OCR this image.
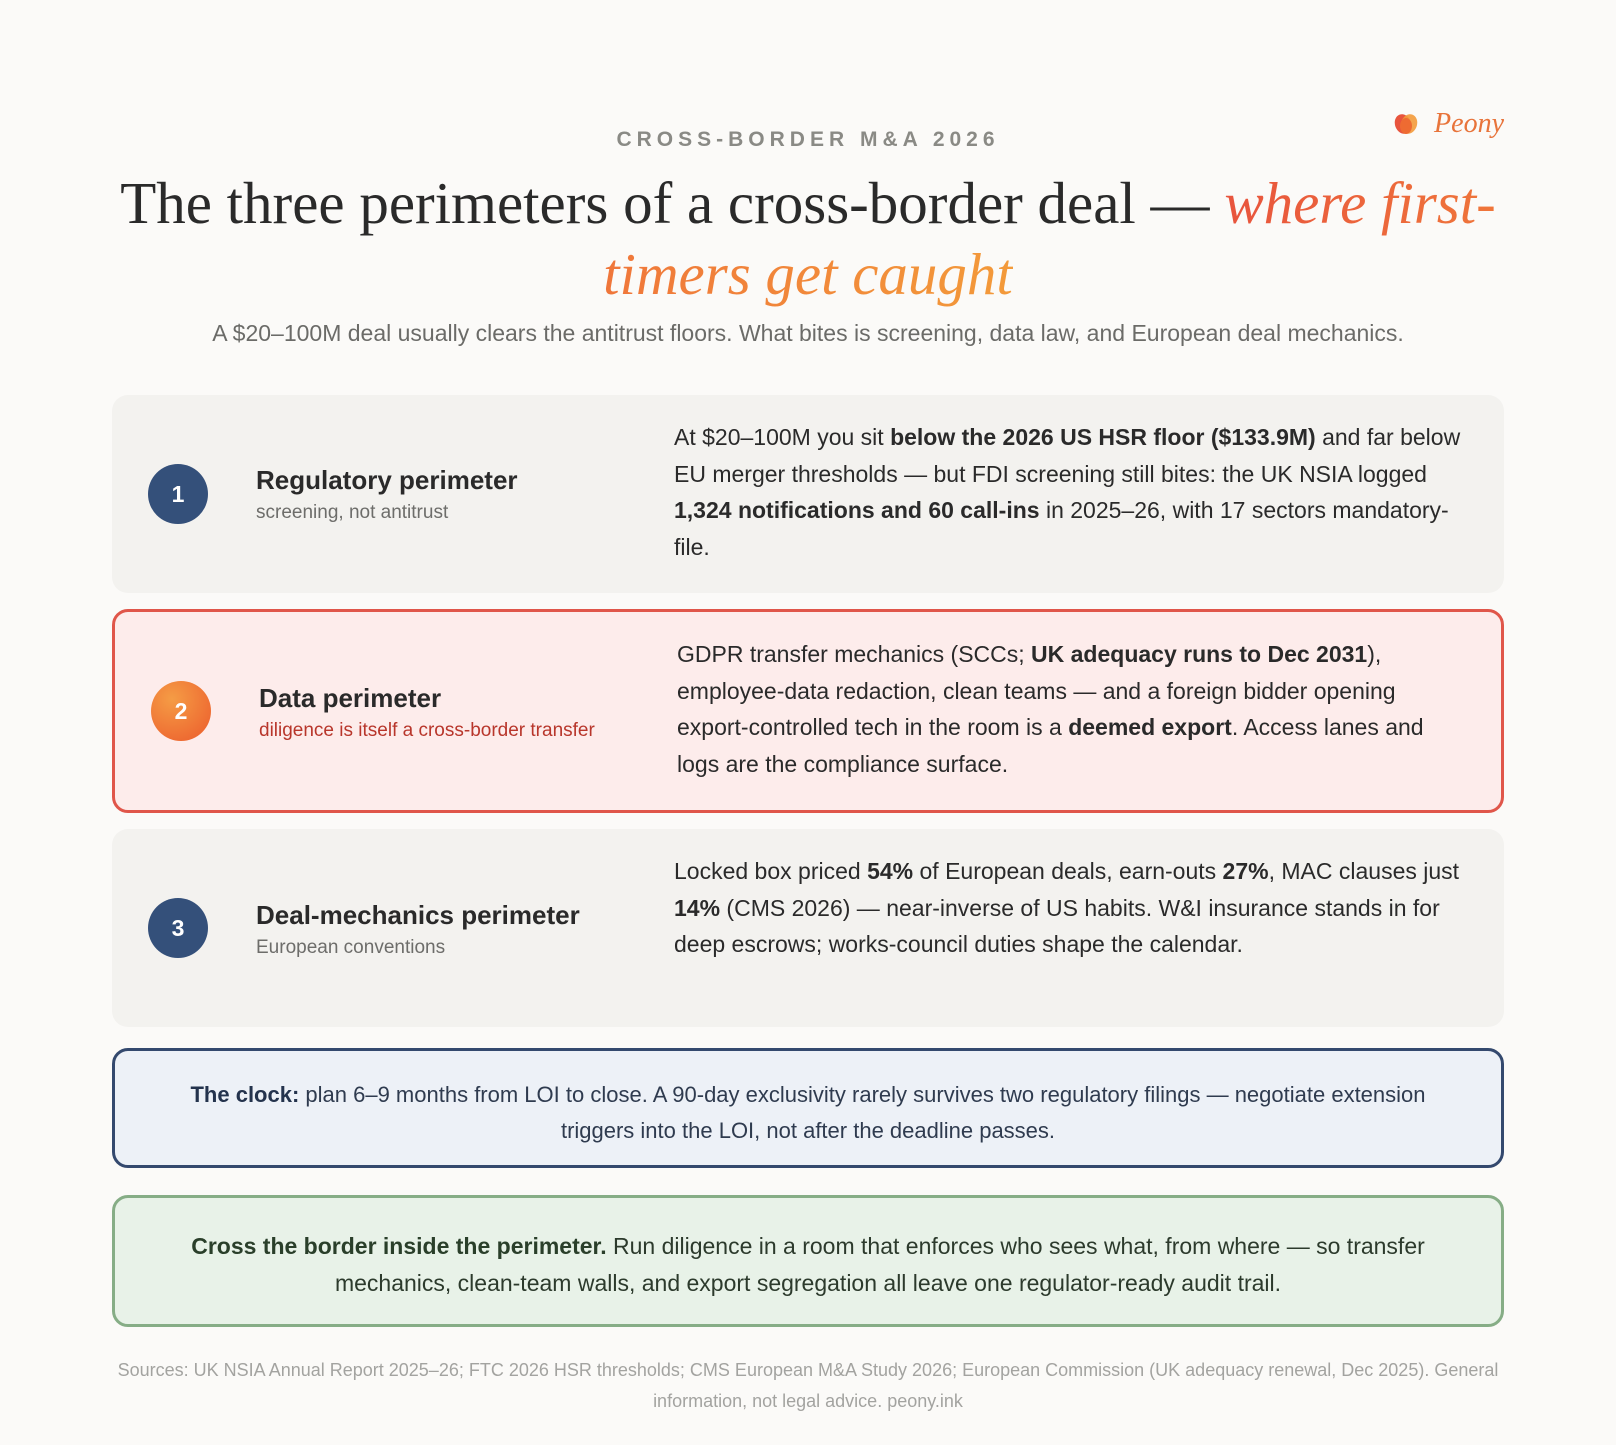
Peony
CROSS-BORDER M&A 2026
The three perimeters of a cross-border deal — where first-timers get caught
A $20–100M deal usually clears the antitrust floors. What bites is screening, data law, and European deal mechanics.
1	Regulatory perimeter
screening, not antitrust
At $20–100M you sit below the 2026 US HSR floor ($133.9M) and far below EU merger thresholds — but FDI screening still bites: the UK NSIA logged 1,324 notifications and 60 call-ins in 2025–26, with 17 sectors mandatory-file.
2	Data perimeter
diligence is itself a cross-border transfer
GDPR transfer mechanics (SCCs; UK adequacy runs to Dec 2031), employee-data redaction, clean teams — and a foreign bidder opening export-controlled tech in the room is a deemed export. Access lanes and logs are the compliance surface.
3	Deal-mechanics perimeter
European conventions
Locked box priced 54% of European deals, earn-outs 27%, MAC clauses just 14% (CMS 2026) — near-inverse of US habits. W&I insurance stands in for deep escrows; works-council duties shape the calendar.
The clock: plan 6–9 months from LOI to close. A 90-day exclusivity rarely survives two regulatory filings — negotiate extension triggers into the LOI, not after the deadline passes.
Cross the border inside the perimeter. Run diligence in a room that enforces who sees what, from where — so transfer mechanics, clean-team walls, and export segregation all leave one regulator-ready audit trail.
Sources: UK NSIA Annual Report 2025–26; FTC 2026 HSR thresholds; CMS European M&A Study 2026; European Commission (UK adequacy renewal, Dec 2025). General information, not legal advice. peony.ink
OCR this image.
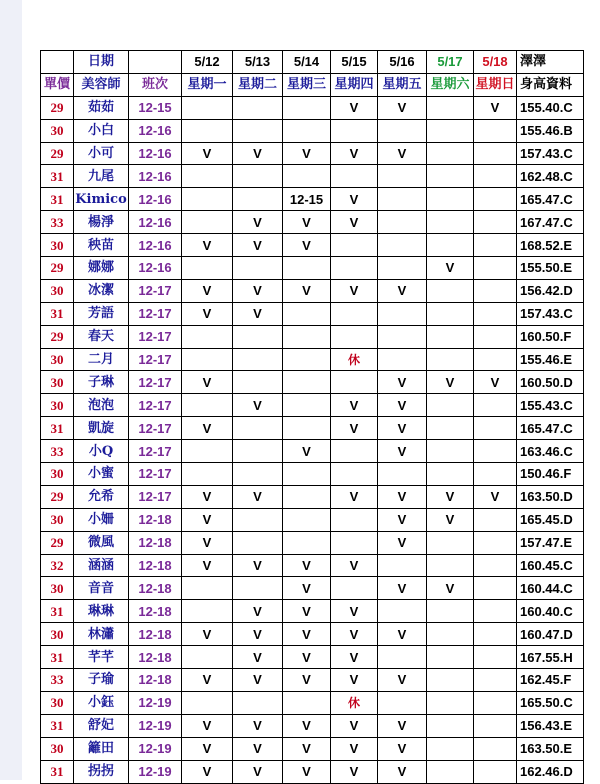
	日期		5/12	5/13	5/14	5/15	5/16	5/17	5/18	澤澤
單價	美容師	班次	星期一	星期二	星期三	星期四	星期五	星期六	星期日	身高資料
29	茹茹	12-15				V	V		V	155.40.C
30	小白	12-16								155.46.B
29	小可	12-16	V	V	V	V	V			157.43.C
31	九尾	12-16								162.48.C
31	Kimico	12-16			12-15	V				165.47.C
33	楊淨	12-16		V	V	V				167.47.C
30	秧苗	12-16	V	V	V					168.52.E
29	娜娜	12-16						V		155.50.E
30	冰潔	12-17	V	V	V	V	V			156.42.D
31	芳語	12-17	V	V						157.43.C
29	春天	12-17								160.50.F
30	二月	12-17				休				155.46.E
30	子琳	12-17	V				V	V	V	160.50.D
30	泡泡	12-17		V		V	V			155.43.C
31	凱旋	12-17	V			V	V			165.47.C
33	小Q	12-17			V		V			163.46.C
30	小蜜	12-17								150.46.F
29	允希	12-17	V	V		V	V	V	V	163.50.D
30	小姍	12-18	V				V	V		165.45.D
29	微風	12-18	V				V			157.47.E
32	涵涵	12-18	V	V	V	V				160.45.C
30	音音	12-18			V		V	V		160.44.C
31	琳琳	12-18		V	V	V				160.40.C
30	林瀟	12-18	V	V	V	V	V			160.47.D
31	芊芊	12-18		V	V	V				167.55.H
33	子瑜	12-18	V	V	V	V	V			162.45.F
30	小鈺	12-19				休				165.50.C
31	舒妃	12-19	V	V	V	V	V			156.43.E
30	籬田	12-19	V	V	V	V	V			163.50.E
31	拐拐	12-19	V	V	V	V	V			162.46.D
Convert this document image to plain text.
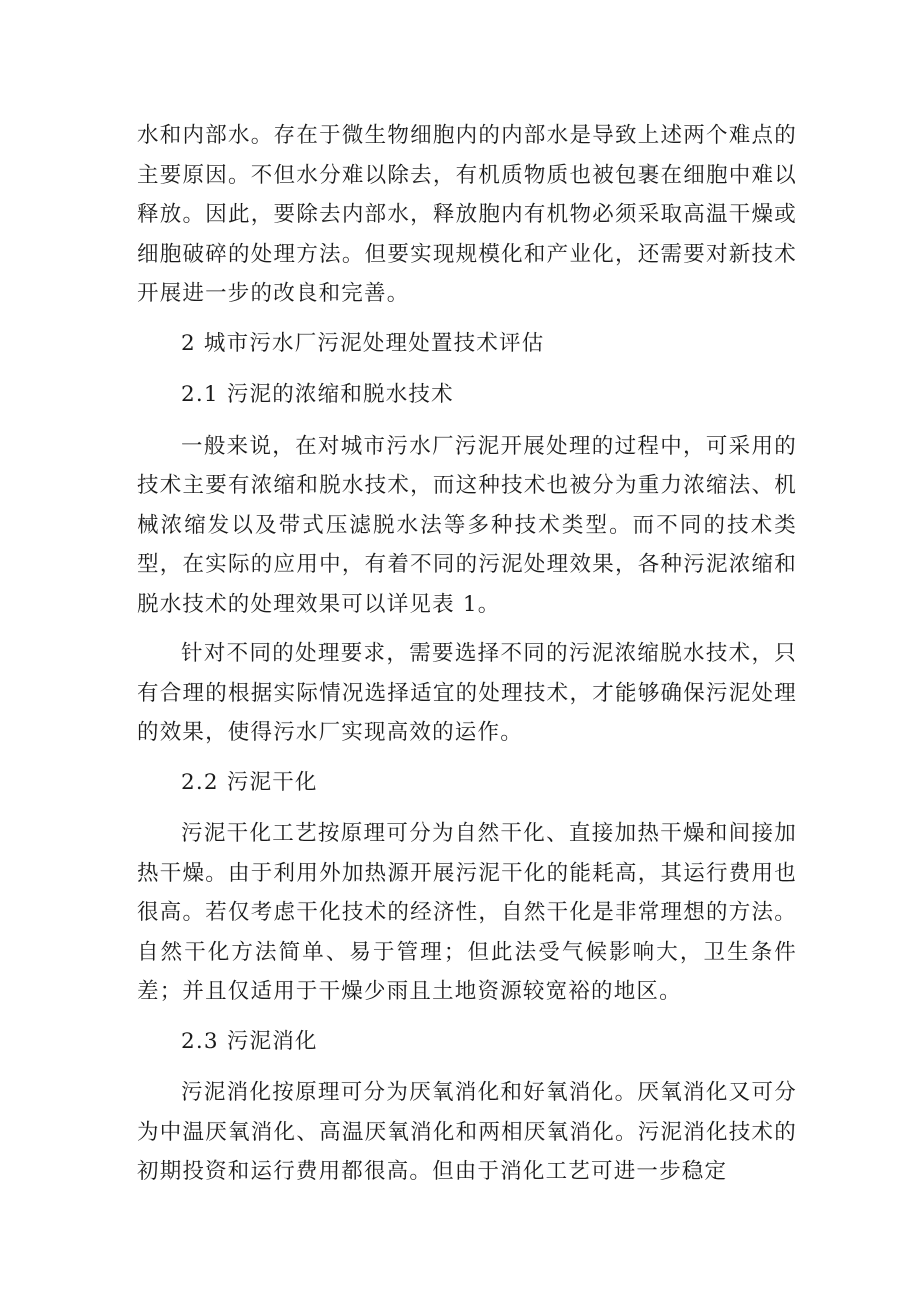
水和内部水。存在于微生物细胞内的内部水是导致上述两个难点的主要原因。不但水分难以除去，有机质物质也被包裹在细胞中难以释放。因此，要除去内部水，释放胞内有机物必须采取高温干燥或细胞破碎的处理方法。但要实现规模化和产业化，还需要对新技术开展进一步的改良和完善。

2 城市污水厂污泥处理处置技术评估

2.1 污泥的浓缩和脱水技术

一般来说，在对城市污水厂污泥开展处理的过程中，可采用的技术主要有浓缩和脱水技术，而这种技术也被分为重力浓缩法、机械浓缩发以及带式压滤脱水法等多种技术类型。而不同的技术类型，在实际的应用中，有着不同的污泥处理效果，各种污泥浓缩和脱水技术的处理效果可以详见表 1。

针对不同的处理要求，需要选择不同的污泥浓缩脱水技术，只有合理的根据实际情况选择适宜的处理技术，才能够确保污泥处理的效果，使得污水厂实现高效的运作。

2.2 污泥干化

污泥干化工艺按原理可分为自然干化、直接加热干燥和间接加热干燥。由于利用外加热源开展污泥干化的能耗高，其运行费用也很高。若仅考虑干化技术的经济性，自然干化是非常理想的方法。自然干化方法简单、易于管理；但此法受气候影响大，卫生条件差；并且仅适用于干燥少雨且土地资源较宽裕的地区。

2.3 污泥消化

污泥消化按原理可分为厌氧消化和好氧消化。厌氧消化又可分为中温厌氧消化、高温厌氧消化和两相厌氧消化。污泥消化技术的初期投资和运行费用都很高。但由于消化工艺可进一步稳定
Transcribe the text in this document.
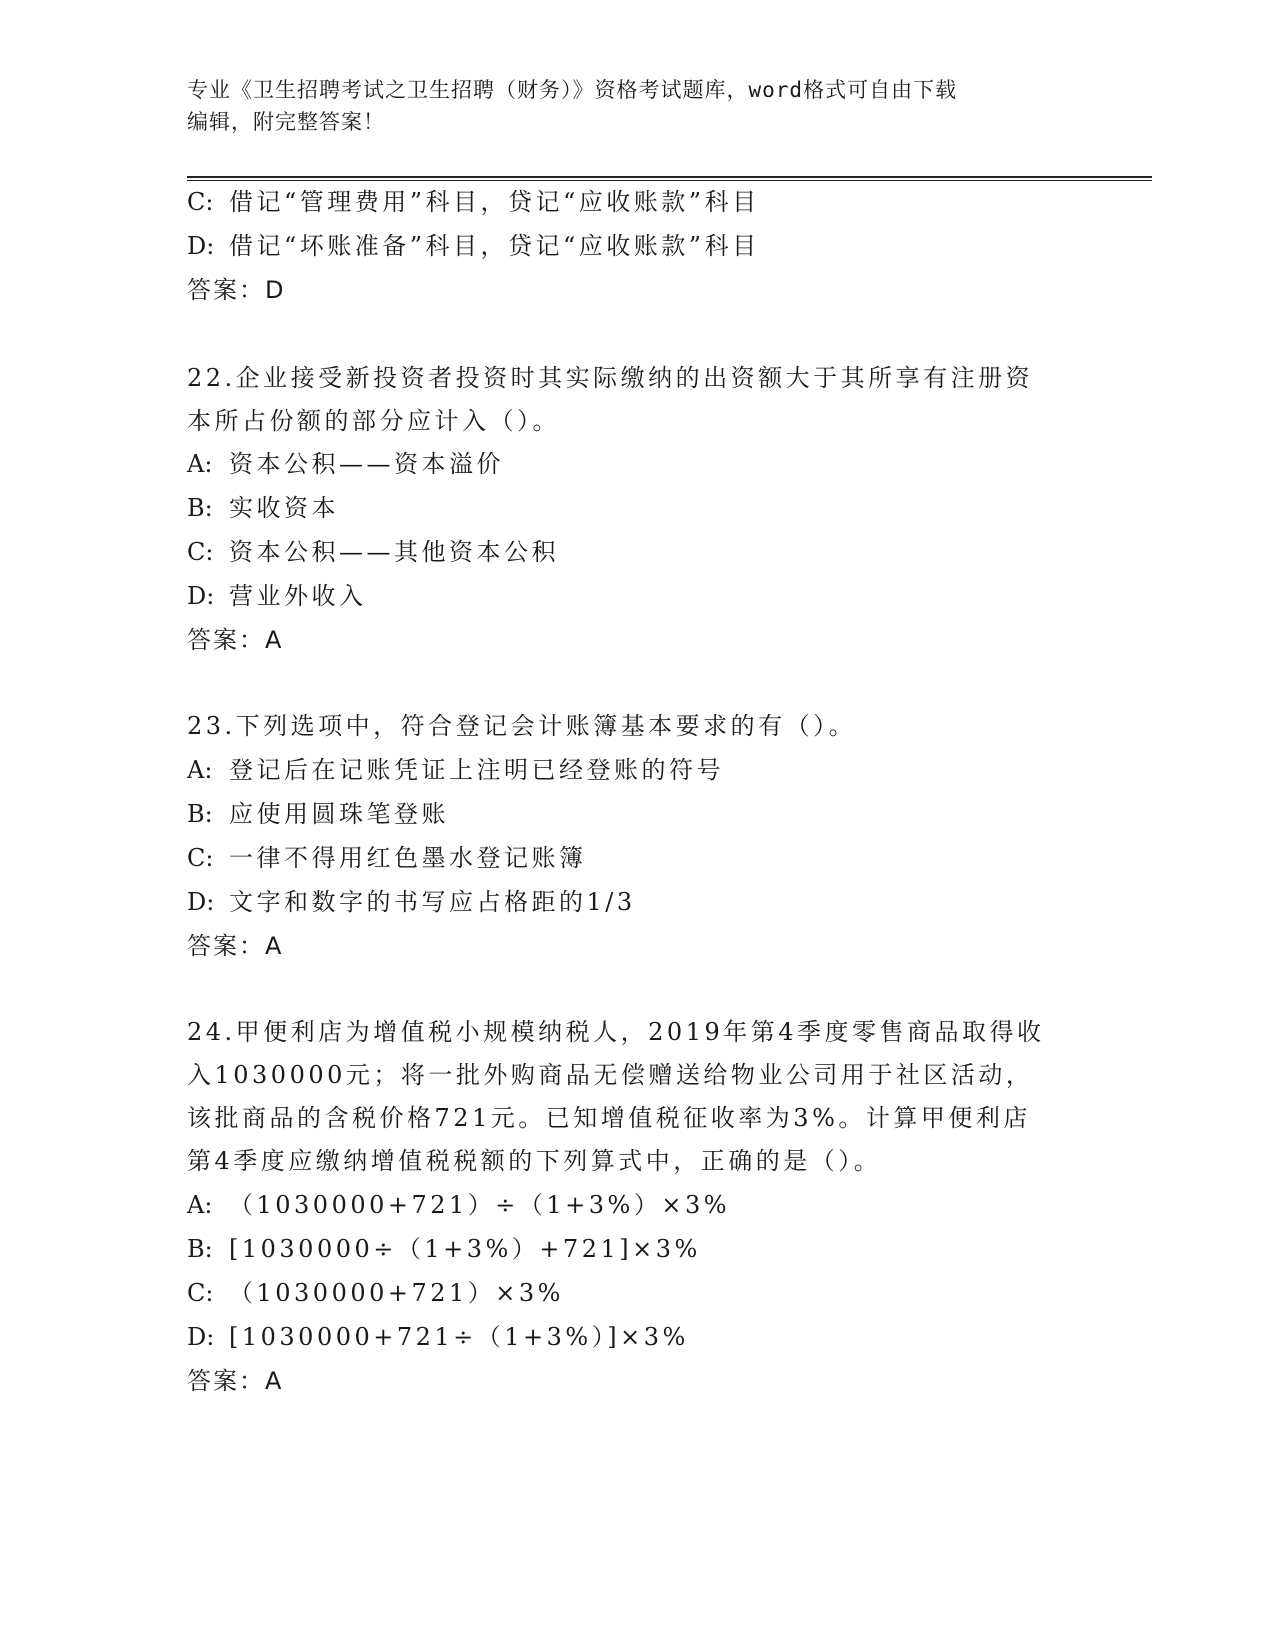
专业《卫生招聘考试之卫生招聘（财务）》资格考试题库，word格式可自由下载
编辑，附完整答案！
C: 借记“管理费用”科目，贷记“应收账款”科目
D: 借记“坏账准备”科目，贷记“应收账款”科目
答案：D
22.企业接受新投资者投资时其实际缴纳的出资额大于其所享有注册资
本所占份额的部分应计入（）。
A: 资本公积——资本溢价
B: 实收资本
C: 资本公积——其他资本公积
D: 营业外收入
答案：A
23.下列选项中，符合登记会计账簿基本要求的有（）。
A: 登记后在记账凭证上注明已经登账的符号
B: 应使用圆珠笔登账
C: 一律不得用红色墨水登记账簿
D: 文字和数字的书写应占格距的1/3
答案：A
24.甲便利店为增值税小规模纳税人，2019年第4季度零售商品取得收
入1030000元；将一批外购商品无偿赠送给物业公司用于社区活动，
该批商品的含税价格721元。已知增值税征收率为3%。计算甲便利店
第4季度应缴纳增值税税额的下列算式中，正确的是（）。
A: （1030000+721）÷（1+3%）×3%
B: [1030000÷（1+3%）+721]×3%
C: （1030000+721）×3%
D: [1030000+721÷（1+3%）]×3%
答案：A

=== Brief ===
Reproduce each line of the records exactly, and omit every picture.

=== Full response ===
OCR this image.
Peony
CROSS-BORDER M&A 2026
The three perimeters of a cross-border deal — where first-timers get caught
A $20–100M deal usually clears the antitrust floors. What bites is screening, data law, and European deal mechanics.
1	Regulatory perimeter
screening, not antitrust
At $20–100M you sit below the 2026 US HSR floor ($133.9M) and far below EU merger thresholds — but FDI screening still bites: the UK NSIA logged 1,324 notifications and 60 call-ins in 2025–26, with 17 sectors mandatory-file.
2	Data perimeter
diligence is itself a cross-border transfer
GDPR transfer mechanics (SCCs; UK adequacy runs to Dec 2031), employee-data redaction, clean teams — and a foreign bidder opening export-controlled tech in the room is a deemed export. Access lanes and logs are the compliance surface.
3	Deal-mechanics perimeter
European conventions
Locked box priced 54% of European deals, earn-outs 27%, MAC clauses just 14% (CMS 2026) — near-inverse of US habits. W&I insurance stands in for deep escrows; works-council duties shape the calendar.
The clock: plan 6–9 months from LOI to close. A 90-day exclusivity rarely survives two regulatory filings — negotiate extension triggers into the LOI, not after the deadline passes.
Cross the border inside the perimeter. Run diligence in a room that enforces who sees what, from where — so transfer mechanics, clean-team walls, and export segregation all leave one regulator-ready audit trail.
Sources: UK NSIA Annual Report 2025–26; FTC 2026 HSR thresholds; CMS European M&A Study 2026; European Commission (UK adequacy renewal, Dec 2025). General information, not legal advice. peony.ink
OCR this image.
	日期		5/12	5/13	5/14	5/15	5/16	5/17	5/18	澤澤
單價	美容師	班次	星期一	星期二	星期三	星期四	星期五	星期六	星期日	身高資料
29	茹茹	12-15				V	V		V	155.40.C
30	小白	12-16								155.46.B
29	小可	12-16	V	V	V	V	V			157.43.C
31	九尾	12-16								162.48.C
31	Kimico	12-16			12-15	V				165.47.C
33	楊淨	12-16		V	V	V				167.47.C
30	秧苗	12-16	V	V	V					168.52.E
29	娜娜	12-16						V		155.50.E
30	冰潔	12-17	V	V	V	V	V			156.42.D
31	芳語	12-17	V	V						157.43.C
29	春天	12-17								160.50.F
30	二月	12-17				休				155.46.E
30	子琳	12-17	V				V	V	V	160.50.D
30	泡泡	12-17		V		V	V			155.43.C
31	凱旋	12-17	V			V	V			165.47.C
33	小Q	12-17			V		V			163.46.C
30	小蜜	12-17								150.46.F
29	允希	12-17	V	V		V	V	V	V	163.50.D
30	小姍	12-18	V				V	V		165.45.D
29	微風	12-18	V				V			157.47.E
32	涵涵	12-18	V	V	V	V				160.45.C
30	音音	12-18			V		V	V		160.44.C
31	琳琳	12-18		V	V	V				160.40.C
30	林瀟	12-18	V	V	V	V	V			160.47.D
31	芊芊	12-18		V	V	V				167.55.H
33	子瑜	12-18	V	V	V	V	V			162.45.F
30	小鈺	12-19				休				165.50.C
31	舒妃	12-19	V	V	V	V	V			156.43.E
30	籬田	12-19	V	V	V	V	V			163.50.E
31	拐拐	12-19	V	V	V	V	V			162.46.D
Convert this document image to plain text.
水和内部水。存在于微生物细胞内的内部水是导致上述两个难点的主要原因。不但水分难以除去，有机质物质也被包裹在细胞中难以释放。因此，要除去内部水，释放胞内有机物必须采取高温干燥或细胞破碎的处理方法。但要实现规模化和产业化，还需要对新技术开展进一步的改良和完善。

2 城市污水厂污泥处理处置技术评估

2.1 污泥的浓缩和脱水技术

一般来说，在对城市污水厂污泥开展处理的过程中，可采用的技术主要有浓缩和脱水技术，而这种技术也被分为重力浓缩法、机械浓缩发以及带式压滤脱水法等多种技术类型。而不同的技术类型，在实际的应用中，有着不同的污泥处理效果，各种污泥浓缩和脱水技术的处理效果可以详见表 1。

针对不同的处理要求，需要选择不同的污泥浓缩脱水技术，只有合理的根据实际情况选择适宜的处理技术，才能够确保污泥处理的效果，使得污水厂实现高效的运作。

2.2 污泥干化

污泥干化工艺按原理可分为自然干化、直接加热干燥和间接加热干燥。由于利用外加热源开展污泥干化的能耗高，其运行费用也很高。若仅考虑干化技术的经济性，自然干化是非常理想的方法。自然干化方法简单、易于管理；但此法受气候影响大，卫生条件差；并且仅适用于干燥少雨且土地资源较宽裕的地区。

2.3 污泥消化

污泥消化按原理可分为厌氧消化和好氧消化。厌氧消化又可分为中温厌氧消化、高温厌氧消化和两相厌氧消化。污泥消化技术的初期投资和运行费用都很高。但由于消化工艺可进一步稳定
Transcribe the text in this document.
专业《卫生招聘考试之卫生招聘（财务）》资格考试题库，word格式可自由下载
编辑，附完整答案！
C: 借记“管理费用”科目，贷记“应收账款”科目
D: 借记“坏账准备”科目，贷记“应收账款”科目
答案：D
22.企业接受新投资者投资时其实际缴纳的出资额大于其所享有注册资
本所占份额的部分应计入（）。
A: 资本公积——资本溢价
B: 实收资本
C: 资本公积——其他资本公积
D: 营业外收入
答案：A
23.下列选项中，符合登记会计账簿基本要求的有（）。
A: 登记后在记账凭证上注明已经登账的符号
B: 应使用圆珠笔登账
C: 一律不得用红色墨水登记账簿
D: 文字和数字的书写应占格距的1/3
答案：A
24.甲便利店为增值税小规模纳税人，2019年第4季度零售商品取得收
入1030000元；将一批外购商品无偿赠送给物业公司用于社区活动，
该批商品的含税价格721元。已知增值税征收率为3%。计算甲便利店
第4季度应缴纳增值税税额的下列算式中，正确的是（）。
A: （1030000+721）÷（1+3%）×3%
B: [1030000÷（1+3%）+721]×3%
C: （1030000+721）×3%
D: [1030000+721÷（1+3%）]×3%
答案：A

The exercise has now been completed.